■ **Task brief**:
Print the data exactly as it is given, please.

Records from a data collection
┌────────

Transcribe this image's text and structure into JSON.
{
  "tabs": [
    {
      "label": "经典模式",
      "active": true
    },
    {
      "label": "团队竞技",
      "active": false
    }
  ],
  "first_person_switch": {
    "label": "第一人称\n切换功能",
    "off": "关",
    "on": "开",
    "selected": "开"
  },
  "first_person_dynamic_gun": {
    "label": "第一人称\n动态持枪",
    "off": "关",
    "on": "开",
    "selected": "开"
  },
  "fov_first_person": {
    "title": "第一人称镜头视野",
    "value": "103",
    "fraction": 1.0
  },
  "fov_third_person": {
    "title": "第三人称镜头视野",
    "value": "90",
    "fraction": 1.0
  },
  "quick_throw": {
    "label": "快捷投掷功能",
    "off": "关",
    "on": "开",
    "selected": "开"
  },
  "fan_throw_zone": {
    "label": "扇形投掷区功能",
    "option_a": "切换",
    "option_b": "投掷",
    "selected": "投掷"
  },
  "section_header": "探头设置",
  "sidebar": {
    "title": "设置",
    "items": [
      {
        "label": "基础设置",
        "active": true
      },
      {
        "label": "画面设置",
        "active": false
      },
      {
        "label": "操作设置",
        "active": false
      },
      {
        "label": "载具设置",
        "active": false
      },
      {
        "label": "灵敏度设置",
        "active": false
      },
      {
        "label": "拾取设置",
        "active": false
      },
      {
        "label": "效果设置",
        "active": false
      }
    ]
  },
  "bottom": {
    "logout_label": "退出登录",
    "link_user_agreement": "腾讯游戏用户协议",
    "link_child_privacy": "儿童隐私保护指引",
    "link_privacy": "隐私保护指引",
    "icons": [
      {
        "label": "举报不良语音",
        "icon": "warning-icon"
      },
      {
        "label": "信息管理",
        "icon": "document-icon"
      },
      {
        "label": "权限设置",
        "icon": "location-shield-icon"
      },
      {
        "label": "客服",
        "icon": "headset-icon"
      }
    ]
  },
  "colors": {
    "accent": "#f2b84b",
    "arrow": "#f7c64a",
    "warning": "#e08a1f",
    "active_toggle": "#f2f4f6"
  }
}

└────────

■ **Task response**:
Transcribe this image's text and structure into JSON.
{
  "tabs": [
    {
      "label": "经典模式",
      "active": true
    },
    {
      "label": "团队竞技",
      "active": false
    }
  ],
  "first_person_switch": {
    "label": "第一人称\n切换功能",
    "off": "关",
    "on": "开",
    "selected": "开"
  },
  "first_person_dynamic_gun": {
    "label": "第一人称\n动态持枪",
    "off": "关",
    "on": "开",
    "selected": "开"
  },
  "fov_first_person": {
    "title": "第一人称镜头视野",
    "value": "103",
    "fraction": 1.0
  },
  "fov_third_person": {
    "title": "第三人称镜头视野",
    "value": "90",
    "fraction": 1.0
  },
  "quick_throw": {
    "label": "快捷投掷功能",
    "off": "关",
    "on": "开",
    "selected": "开"
  },
  "fan_throw_zone": {
    "label": "扇形投掷区功能",
    "option_a": "切换",
    "option_b": "投掷",
    "selected": "投掷"
  },
  "section_header": "探头设置",
  "sidebar": {
    "title": "设置",
    "items": [
      {
        "label": "基础设置",
        "active": true
      },
      {
        "label": "画面设置",
        "active": false
      },
      {
        "label": "操作设置",
        "active": false
      },
      {
        "label": "载具设置",
        "active": false
      },
      {
        "label": "灵敏度设置",
        "active": false
      },
      {
        "label": "拾取设置",
        "active": false
      },
      {
        "label": "效果设置",
        "active": false
      }
    ]
  },
  "bottom": {
    "logout_label": "退出登录",
    "link_user_agreement": "腾讯游戏用户协议",
    "link_child_privacy": "儿童隐私保护指引",
    "link_privacy": "隐私保护指引",
    "icons": [
      {
        "label": "举报不良语音",
        "icon": "warning-icon"
      },
      {
        "label": "信息管理",
        "icon": "document-icon"
      },
      {
        "label": "权限设置",
        "icon": "location-shield-icon"
      },
      {
        "label": "客服",
        "icon": "headset-icon"
      }
    ]
  },
  "colors": {
    "accent": "#f2b84b",
    "arrow": "#f7c64a",
    "warning": "#e08a1f",
    "active_toggle": "#f2f4f6"
  }
}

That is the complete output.